* Start MATERIAL *

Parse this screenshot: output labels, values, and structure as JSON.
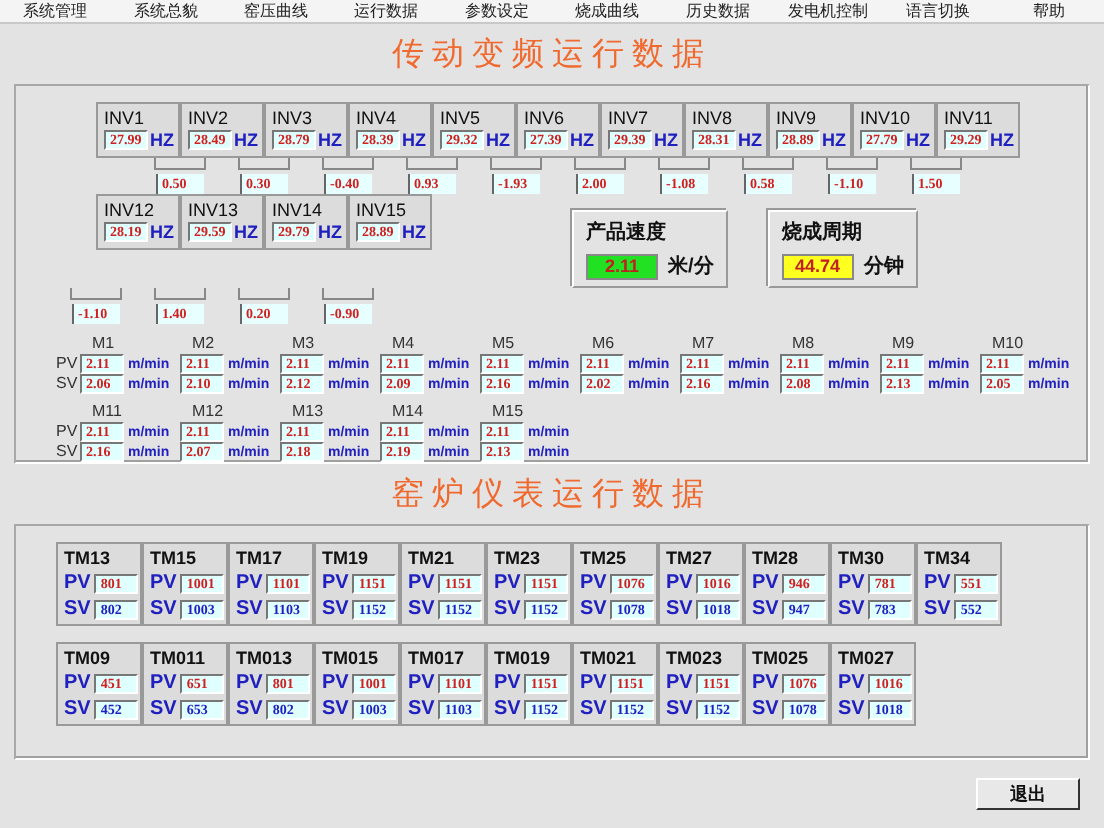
{
  "menu": [
    {
      "label": "系统管理"
    },
    {
      "label": "系统总貌"
    },
    {
      "label": "窑压曲线"
    },
    {
      "label": "运行数据"
    },
    {
      "label": "参数设定"
    },
    {
      "label": "烧成曲线"
    },
    {
      "label": "历史数据"
    },
    {
      "label": "发电机控制"
    },
    {
      "label": "语言切换"
    },
    {
      "label": "帮助"
    }
  ],
  "drive_title": "传动变频运行数据",
  "inverter_rows": [
    {
      "inverters": [
        {
          "name": "INV1",
          "value": "27.99",
          "unit": "HZ"
        },
        {
          "name": "INV2",
          "value": "28.49",
          "unit": "HZ"
        },
        {
          "name": "INV3",
          "value": "28.79",
          "unit": "HZ"
        },
        {
          "name": "INV4",
          "value": "28.39",
          "unit": "HZ"
        },
        {
          "name": "INV5",
          "value": "29.32",
          "unit": "HZ"
        },
        {
          "name": "INV6",
          "value": "27.39",
          "unit": "HZ"
        },
        {
          "name": "INV7",
          "value": "29.39",
          "unit": "HZ"
        },
        {
          "name": "INV8",
          "value": "28.31",
          "unit": "HZ"
        },
        {
          "name": "INV9",
          "value": "28.89",
          "unit": "HZ"
        },
        {
          "name": "INV10",
          "value": "27.79",
          "unit": "HZ"
        },
        {
          "name": "INV11",
          "value": "29.29",
          "unit": "HZ"
        }
      ],
      "diffs": [
        "0.50",
        "0.30",
        "-0.40",
        "0.93",
        "-1.93",
        "2.00",
        "-1.08",
        "0.58",
        "-1.10",
        "1.50"
      ]
    },
    {
      "inverters": [
        {
          "name": "INV12",
          "value": "28.19",
          "unit": "HZ"
        },
        {
          "name": "INV13",
          "value": "29.59",
          "unit": "HZ"
        },
        {
          "name": "INV14",
          "value": "29.79",
          "unit": "HZ"
        },
        {
          "name": "INV15",
          "value": "28.89",
          "unit": "HZ"
        }
      ],
      "diffs": [
        "-1.10",
        "1.40",
        "0.20",
        "-0.90"
      ]
    }
  ],
  "product_speed": {
    "label": "产品速度",
    "value": "2.11",
    "unit": "米/分"
  },
  "firing_cycle": {
    "label": "烧成周期",
    "value": "44.74",
    "unit": "分钟"
  },
  "motor_rows": [
    {
      "pv_label": "PV",
      "sv_label": "SV",
      "motors": [
        {
          "name": "M1",
          "pv": "2.11",
          "sv": "2.06",
          "pv_unit": "m/min",
          "sv_unit": "m/min"
        },
        {
          "name": "M2",
          "pv": "2.11",
          "sv": "2.10",
          "pv_unit": "m/min",
          "sv_unit": "m/min"
        },
        {
          "name": "M3",
          "pv": "2.11",
          "sv": "2.12",
          "pv_unit": "m/min",
          "sv_unit": "m/min"
        },
        {
          "name": "M4",
          "pv": "2.11",
          "sv": "2.09",
          "pv_unit": "m/min",
          "sv_unit": "m/min"
        },
        {
          "name": "M5",
          "pv": "2.11",
          "sv": "2.16",
          "pv_unit": "m/min",
          "sv_unit": "m/min"
        },
        {
          "name": "M6",
          "pv": "2.11",
          "sv": "2.02",
          "pv_unit": "m/min",
          "sv_unit": "m/min"
        },
        {
          "name": "M7",
          "pv": "2.11",
          "sv": "2.16",
          "pv_unit": "m/min",
          "sv_unit": "m/min"
        },
        {
          "name": "M8",
          "pv": "2.11",
          "sv": "2.08",
          "pv_unit": "m/min",
          "sv_unit": "m/min"
        },
        {
          "name": "M9",
          "pv": "2.11",
          "sv": "2.13",
          "pv_unit": "m/min",
          "sv_unit": "m/min"
        },
        {
          "name": "M10",
          "pv": "2.11",
          "sv": "2.05",
          "pv_unit": "m/min",
          "sv_unit": "m/min"
        }
      ]
    },
    {
      "pv_label": "PV",
      "sv_label": "SV",
      "motors": [
        {
          "name": "M11",
          "pv": "2.11",
          "sv": "2.16",
          "pv_unit": "m/min",
          "sv_unit": "m/min"
        },
        {
          "name": "M12",
          "pv": "2.11",
          "sv": "2.07",
          "pv_unit": "m/min",
          "sv_unit": "m/min"
        },
        {
          "name": "M13",
          "pv": "2.11",
          "sv": "2.18",
          "pv_unit": "m/min",
          "sv_unit": "m/min"
        },
        {
          "name": "M14",
          "pv": "2.11",
          "sv": "2.19",
          "pv_unit": "m/min",
          "sv_unit": "m/min"
        },
        {
          "name": "M15",
          "pv": "2.11",
          "sv": "2.13",
          "pv_unit": "m/min",
          "sv_unit": "m/min"
        }
      ]
    }
  ],
  "kiln_title": "窑炉仪表运行数据",
  "meter_rows": [
    {
      "meters": [
        {
          "name": "TM13",
          "pv_label": "PV",
          "pv": "801",
          "sv_label": "SV",
          "sv": "802"
        },
        {
          "name": "TM15",
          "pv_label": "PV",
          "pv": "1001",
          "sv_label": "SV",
          "sv": "1003"
        },
        {
          "name": "TM17",
          "pv_label": "PV",
          "pv": "1101",
          "sv_label": "SV",
          "sv": "1103"
        },
        {
          "name": "TM19",
          "pv_label": "PV",
          "pv": "1151",
          "sv_label": "SV",
          "sv": "1152"
        },
        {
          "name": "TM21",
          "pv_label": "PV",
          "pv": "1151",
          "sv_label": "SV",
          "sv": "1152"
        },
        {
          "name": "TM23",
          "pv_label": "PV",
          "pv": "1151",
          "sv_label": "SV",
          "sv": "1152"
        },
        {
          "name": "TM25",
          "pv_label": "PV",
          "pv": "1076",
          "sv_label": "SV",
          "sv": "1078"
        },
        {
          "name": "TM27",
          "pv_label": "PV",
          "pv": "1016",
          "sv_label": "SV",
          "sv": "1018"
        },
        {
          "name": "TM28",
          "pv_label": "PV",
          "pv": "946",
          "sv_label": "SV",
          "sv": "947"
        },
        {
          "name": "TM30",
          "pv_label": "PV",
          "pv": "781",
          "sv_label": "SV",
          "sv": "783"
        },
        {
          "name": "TM34",
          "pv_label": "PV",
          "pv": "551",
          "sv_label": "SV",
          "sv": "552"
        }
      ]
    },
    {
      "meters": [
        {
          "name": "TM09",
          "pv_label": "PV",
          "pv": "451",
          "sv_label": "SV",
          "sv": "452"
        },
        {
          "name": "TM011",
          "pv_label": "PV",
          "pv": "651",
          "sv_label": "SV",
          "sv": "653"
        },
        {
          "name": "TM013",
          "pv_label": "PV",
          "pv": "801",
          "sv_label": "SV",
          "sv": "802"
        },
        {
          "name": "TM015",
          "pv_label": "PV",
          "pv": "1001",
          "sv_label": "SV",
          "sv": "1003"
        },
        {
          "name": "TM017",
          "pv_label": "PV",
          "pv": "1101",
          "sv_label": "SV",
          "sv": "1103"
        },
        {
          "name": "TM019",
          "pv_label": "PV",
          "pv": "1151",
          "sv_label": "SV",
          "sv": "1152"
        },
        {
          "name": "TM021",
          "pv_label": "PV",
          "pv": "1151",
          "sv_label": "SV",
          "sv": "1152"
        },
        {
          "name": "TM023",
          "pv_label": "PV",
          "pv": "1151",
          "sv_label": "SV",
          "sv": "1152"
        },
        {
          "name": "TM025",
          "pv_label": "PV",
          "pv": "1076",
          "sv_label": "SV",
          "sv": "1078"
        },
        {
          "name": "TM027",
          "pv_label": "PV",
          "pv": "1016",
          "sv_label": "SV",
          "sv": "1018"
        }
      ]
    }
  ],
  "exit_button": "退出"
}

* End MATERIAL *

SET EXERCISE
All of the entries above should be duplicated exactly, except for the pictures.

FULL OUTPUT
Parse this screenshot: output labels, values, and structure as JSON.
{
  "menu": [
    {
      "label": "系统管理"
    },
    {
      "label": "系统总貌"
    },
    {
      "label": "窑压曲线"
    },
    {
      "label": "运行数据"
    },
    {
      "label": "参数设定"
    },
    {
      "label": "烧成曲线"
    },
    {
      "label": "历史数据"
    },
    {
      "label": "发电机控制"
    },
    {
      "label": "语言切换"
    },
    {
      "label": "帮助"
    }
  ],
  "drive_title": "传动变频运行数据",
  "inverter_rows": [
    {
      "inverters": [
        {
          "name": "INV1",
          "value": "27.99",
          "unit": "HZ"
        },
        {
          "name": "INV2",
          "value": "28.49",
          "unit": "HZ"
        },
        {
          "name": "INV3",
          "value": "28.79",
          "unit": "HZ"
        },
        {
          "name": "INV4",
          "value": "28.39",
          "unit": "HZ"
        },
        {
          "name": "INV5",
          "value": "29.32",
          "unit": "HZ"
        },
        {
          "name": "INV6",
          "value": "27.39",
          "unit": "HZ"
        },
        {
          "name": "INV7",
          "value": "29.39",
          "unit": "HZ"
        },
        {
          "name": "INV8",
          "value": "28.31",
          "unit": "HZ"
        },
        {
          "name": "INV9",
          "value": "28.89",
          "unit": "HZ"
        },
        {
          "name": "INV10",
          "value": "27.79",
          "unit": "HZ"
        },
        {
          "name": "INV11",
          "value": "29.29",
          "unit": "HZ"
        }
      ],
      "diffs": [
        "0.50",
        "0.30",
        "-0.40",
        "0.93",
        "-1.93",
        "2.00",
        "-1.08",
        "0.58",
        "-1.10",
        "1.50"
      ]
    },
    {
      "inverters": [
        {
          "name": "INV12",
          "value": "28.19",
          "unit": "HZ"
        },
        {
          "name": "INV13",
          "value": "29.59",
          "unit": "HZ"
        },
        {
          "name": "INV14",
          "value": "29.79",
          "unit": "HZ"
        },
        {
          "name": "INV15",
          "value": "28.89",
          "unit": "HZ"
        }
      ],
      "diffs": [
        "-1.10",
        "1.40",
        "0.20",
        "-0.90"
      ]
    }
  ],
  "product_speed": {
    "label": "产品速度",
    "value": "2.11",
    "unit": "米/分"
  },
  "firing_cycle": {
    "label": "烧成周期",
    "value": "44.74",
    "unit": "分钟"
  },
  "motor_rows": [
    {
      "pv_label": "PV",
      "sv_label": "SV",
      "motors": [
        {
          "name": "M1",
          "pv": "2.11",
          "sv": "2.06",
          "pv_unit": "m/min",
          "sv_unit": "m/min"
        },
        {
          "name": "M2",
          "pv": "2.11",
          "sv": "2.10",
          "pv_unit": "m/min",
          "sv_unit": "m/min"
        },
        {
          "name": "M3",
          "pv": "2.11",
          "sv": "2.12",
          "pv_unit": "m/min",
          "sv_unit": "m/min"
        },
        {
          "name": "M4",
          "pv": "2.11",
          "sv": "2.09",
          "pv_unit": "m/min",
          "sv_unit": "m/min"
        },
        {
          "name": "M5",
          "pv": "2.11",
          "sv": "2.16",
          "pv_unit": "m/min",
          "sv_unit": "m/min"
        },
        {
          "name": "M6",
          "pv": "2.11",
          "sv": "2.02",
          "pv_unit": "m/min",
          "sv_unit": "m/min"
        },
        {
          "name": "M7",
          "pv": "2.11",
          "sv": "2.16",
          "pv_unit": "m/min",
          "sv_unit": "m/min"
        },
        {
          "name": "M8",
          "pv": "2.11",
          "sv": "2.08",
          "pv_unit": "m/min",
          "sv_unit": "m/min"
        },
        {
          "name": "M9",
          "pv": "2.11",
          "sv": "2.13",
          "pv_unit": "m/min",
          "sv_unit": "m/min"
        },
        {
          "name": "M10",
          "pv": "2.11",
          "sv": "2.05",
          "pv_unit": "m/min",
          "sv_unit": "m/min"
        }
      ]
    },
    {
      "pv_label": "PV",
      "sv_label": "SV",
      "motors": [
        {
          "name": "M11",
          "pv": "2.11",
          "sv": "2.16",
          "pv_unit": "m/min",
          "sv_unit": "m/min"
        },
        {
          "name": "M12",
          "pv": "2.11",
          "sv": "2.07",
          "pv_unit": "m/min",
          "sv_unit": "m/min"
        },
        {
          "name": "M13",
          "pv": "2.11",
          "sv": "2.18",
          "pv_unit": "m/min",
          "sv_unit": "m/min"
        },
        {
          "name": "M14",
          "pv": "2.11",
          "sv": "2.19",
          "pv_unit": "m/min",
          "sv_unit": "m/min"
        },
        {
          "name": "M15",
          "pv": "2.11",
          "sv": "2.13",
          "pv_unit": "m/min",
          "sv_unit": "m/min"
        }
      ]
    }
  ],
  "kiln_title": "窑炉仪表运行数据",
  "meter_rows": [
    {
      "meters": [
        {
          "name": "TM13",
          "pv_label": "PV",
          "pv": "801",
          "sv_label": "SV",
          "sv": "802"
        },
        {
          "name": "TM15",
          "pv_label": "PV",
          "pv": "1001",
          "sv_label": "SV",
          "sv": "1003"
        },
        {
          "name": "TM17",
          "pv_label": "PV",
          "pv": "1101",
          "sv_label": "SV",
          "sv": "1103"
        },
        {
          "name": "TM19",
          "pv_label": "PV",
          "pv": "1151",
          "sv_label": "SV",
          "sv": "1152"
        },
        {
          "name": "TM21",
          "pv_label": "PV",
          "pv": "1151",
          "sv_label": "SV",
          "sv": "1152"
        },
        {
          "name": "TM23",
          "pv_label": "PV",
          "pv": "1151",
          "sv_label": "SV",
          "sv": "1152"
        },
        {
          "name": "TM25",
          "pv_label": "PV",
          "pv": "1076",
          "sv_label": "SV",
          "sv": "1078"
        },
        {
          "name": "TM27",
          "pv_label": "PV",
          "pv": "1016",
          "sv_label": "SV",
          "sv": "1018"
        },
        {
          "name": "TM28",
          "pv_label": "PV",
          "pv": "946",
          "sv_label": "SV",
          "sv": "947"
        },
        {
          "name": "TM30",
          "pv_label": "PV",
          "pv": "781",
          "sv_label": "SV",
          "sv": "783"
        },
        {
          "name": "TM34",
          "pv_label": "PV",
          "pv": "551",
          "sv_label": "SV",
          "sv": "552"
        }
      ]
    },
    {
      "meters": [
        {
          "name": "TM09",
          "pv_label": "PV",
          "pv": "451",
          "sv_label": "SV",
          "sv": "452"
        },
        {
          "name": "TM011",
          "pv_label": "PV",
          "pv": "651",
          "sv_label": "SV",
          "sv": "653"
        },
        {
          "name": "TM013",
          "pv_label": "PV",
          "pv": "801",
          "sv_label": "SV",
          "sv": "802"
        },
        {
          "name": "TM015",
          "pv_label": "PV",
          "pv": "1001",
          "sv_label": "SV",
          "sv": "1003"
        },
        {
          "name": "TM017",
          "pv_label": "PV",
          "pv": "1101",
          "sv_label": "SV",
          "sv": "1103"
        },
        {
          "name": "TM019",
          "pv_label": "PV",
          "pv": "1151",
          "sv_label": "SV",
          "sv": "1152"
        },
        {
          "name": "TM021",
          "pv_label": "PV",
          "pv": "1151",
          "sv_label": "SV",
          "sv": "1152"
        },
        {
          "name": "TM023",
          "pv_label": "PV",
          "pv": "1151",
          "sv_label": "SV",
          "sv": "1152"
        },
        {
          "name": "TM025",
          "pv_label": "PV",
          "pv": "1076",
          "sv_label": "SV",
          "sv": "1078"
        },
        {
          "name": "TM027",
          "pv_label": "PV",
          "pv": "1016",
          "sv_label": "SV",
          "sv": "1018"
        }
      ]
    }
  ],
  "exit_button": "退出"
}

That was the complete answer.